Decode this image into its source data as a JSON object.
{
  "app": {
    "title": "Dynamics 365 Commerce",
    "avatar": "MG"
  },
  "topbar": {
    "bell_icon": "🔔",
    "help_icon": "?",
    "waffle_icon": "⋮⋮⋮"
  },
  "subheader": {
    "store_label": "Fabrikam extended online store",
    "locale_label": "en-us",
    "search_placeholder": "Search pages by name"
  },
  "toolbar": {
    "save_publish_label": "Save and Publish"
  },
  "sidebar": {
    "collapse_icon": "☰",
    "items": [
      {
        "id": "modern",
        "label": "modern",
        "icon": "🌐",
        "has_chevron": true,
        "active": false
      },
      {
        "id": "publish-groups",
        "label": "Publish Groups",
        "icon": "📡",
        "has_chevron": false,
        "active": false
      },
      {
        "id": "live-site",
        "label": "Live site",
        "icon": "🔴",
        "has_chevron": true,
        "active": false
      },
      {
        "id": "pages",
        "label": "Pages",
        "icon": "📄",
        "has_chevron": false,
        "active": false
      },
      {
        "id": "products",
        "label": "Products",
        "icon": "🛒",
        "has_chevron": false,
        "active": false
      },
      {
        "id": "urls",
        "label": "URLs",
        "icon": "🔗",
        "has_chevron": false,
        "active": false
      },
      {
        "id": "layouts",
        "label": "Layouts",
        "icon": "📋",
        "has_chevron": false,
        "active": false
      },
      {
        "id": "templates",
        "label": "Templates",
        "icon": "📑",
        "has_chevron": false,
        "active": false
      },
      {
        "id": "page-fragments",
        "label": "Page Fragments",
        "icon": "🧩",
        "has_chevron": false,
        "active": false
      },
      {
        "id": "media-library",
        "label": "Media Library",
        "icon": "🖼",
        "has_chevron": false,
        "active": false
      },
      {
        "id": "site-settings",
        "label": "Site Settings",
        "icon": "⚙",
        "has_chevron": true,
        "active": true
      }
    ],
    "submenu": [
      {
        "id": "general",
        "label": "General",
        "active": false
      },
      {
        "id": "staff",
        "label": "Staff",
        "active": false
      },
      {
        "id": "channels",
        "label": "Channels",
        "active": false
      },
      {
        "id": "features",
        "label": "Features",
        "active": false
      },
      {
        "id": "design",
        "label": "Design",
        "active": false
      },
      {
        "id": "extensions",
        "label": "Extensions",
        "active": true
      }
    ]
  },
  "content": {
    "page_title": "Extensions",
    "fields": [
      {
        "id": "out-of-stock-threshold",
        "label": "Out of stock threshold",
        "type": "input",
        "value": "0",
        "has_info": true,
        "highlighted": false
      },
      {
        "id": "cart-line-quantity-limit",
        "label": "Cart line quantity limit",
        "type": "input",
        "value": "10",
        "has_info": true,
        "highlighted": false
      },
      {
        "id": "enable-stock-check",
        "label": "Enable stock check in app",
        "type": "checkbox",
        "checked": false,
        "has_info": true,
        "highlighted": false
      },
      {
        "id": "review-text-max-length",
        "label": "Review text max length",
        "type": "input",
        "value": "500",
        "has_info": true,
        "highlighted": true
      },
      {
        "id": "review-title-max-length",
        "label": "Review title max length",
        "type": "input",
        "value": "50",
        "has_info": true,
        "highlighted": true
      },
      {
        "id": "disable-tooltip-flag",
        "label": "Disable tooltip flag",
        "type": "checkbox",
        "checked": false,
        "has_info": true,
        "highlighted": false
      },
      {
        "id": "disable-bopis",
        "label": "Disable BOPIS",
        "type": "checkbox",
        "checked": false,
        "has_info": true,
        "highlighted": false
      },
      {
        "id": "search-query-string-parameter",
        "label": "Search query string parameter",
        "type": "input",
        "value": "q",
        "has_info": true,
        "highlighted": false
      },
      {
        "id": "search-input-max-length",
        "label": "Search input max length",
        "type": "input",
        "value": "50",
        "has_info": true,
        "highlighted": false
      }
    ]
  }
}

☆ ☆ ☆ ☆

→ **Exercise**: Repeat all of the entries exactly.

→ **The solution**:
Decode this image into its source data as a JSON object.
{
  "app": {
    "title": "Dynamics 365 Commerce",
    "avatar": "MG"
  },
  "topbar": {
    "bell_icon": "🔔",
    "help_icon": "?",
    "waffle_icon": "⋮⋮⋮"
  },
  "subheader": {
    "store_label": "Fabrikam extended online store",
    "locale_label": "en-us",
    "search_placeholder": "Search pages by name"
  },
  "toolbar": {
    "save_publish_label": "Save and Publish"
  },
  "sidebar": {
    "collapse_icon": "☰",
    "items": [
      {
        "id": "modern",
        "label": "modern",
        "icon": "🌐",
        "has_chevron": true,
        "active": false
      },
      {
        "id": "publish-groups",
        "label": "Publish Groups",
        "icon": "📡",
        "has_chevron": false,
        "active": false
      },
      {
        "id": "live-site",
        "label": "Live site",
        "icon": "🔴",
        "has_chevron": true,
        "active": false
      },
      {
        "id": "pages",
        "label": "Pages",
        "icon": "📄",
        "has_chevron": false,
        "active": false
      },
      {
        "id": "products",
        "label": "Products",
        "icon": "🛒",
        "has_chevron": false,
        "active": false
      },
      {
        "id": "urls",
        "label": "URLs",
        "icon": "🔗",
        "has_chevron": false,
        "active": false
      },
      {
        "id": "layouts",
        "label": "Layouts",
        "icon": "📋",
        "has_chevron": false,
        "active": false
      },
      {
        "id": "templates",
        "label": "Templates",
        "icon": "📑",
        "has_chevron": false,
        "active": false
      },
      {
        "id": "page-fragments",
        "label": "Page Fragments",
        "icon": "🧩",
        "has_chevron": false,
        "active": false
      },
      {
        "id": "media-library",
        "label": "Media Library",
        "icon": "🖼",
        "has_chevron": false,
        "active": false
      },
      {
        "id": "site-settings",
        "label": "Site Settings",
        "icon": "⚙",
        "has_chevron": true,
        "active": true
      }
    ],
    "submenu": [
      {
        "id": "general",
        "label": "General",
        "active": false
      },
      {
        "id": "staff",
        "label": "Staff",
        "active": false
      },
      {
        "id": "channels",
        "label": "Channels",
        "active": false
      },
      {
        "id": "features",
        "label": "Features",
        "active": false
      },
      {
        "id": "design",
        "label": "Design",
        "active": false
      },
      {
        "id": "extensions",
        "label": "Extensions",
        "active": true
      }
    ]
  },
  "content": {
    "page_title": "Extensions",
    "fields": [
      {
        "id": "out-of-stock-threshold",
        "label": "Out of stock threshold",
        "type": "input",
        "value": "0",
        "has_info": true,
        "highlighted": false
      },
      {
        "id": "cart-line-quantity-limit",
        "label": "Cart line quantity limit",
        "type": "input",
        "value": "10",
        "has_info": true,
        "highlighted": false
      },
      {
        "id": "enable-stock-check",
        "label": "Enable stock check in app",
        "type": "checkbox",
        "checked": false,
        "has_info": true,
        "highlighted": false
      },
      {
        "id": "review-text-max-length",
        "label": "Review text max length",
        "type": "input",
        "value": "500",
        "has_info": true,
        "highlighted": true
      },
      {
        "id": "review-title-max-length",
        "label": "Review title max length",
        "type": "input",
        "value": "50",
        "has_info": true,
        "highlighted": true
      },
      {
        "id": "disable-tooltip-flag",
        "label": "Disable tooltip flag",
        "type": "checkbox",
        "checked": false,
        "has_info": true,
        "highlighted": false
      },
      {
        "id": "disable-bopis",
        "label": "Disable BOPIS",
        "type": "checkbox",
        "checked": false,
        "has_info": true,
        "highlighted": false
      },
      {
        "id": "search-query-string-parameter",
        "label": "Search query string parameter",
        "type": "input",
        "value": "q",
        "has_info": true,
        "highlighted": false
      },
      {
        "id": "search-input-max-length",
        "label": "Search input max length",
        "type": "input",
        "value": "50",
        "has_info": true,
        "highlighted": false
      }
    ]
  }
}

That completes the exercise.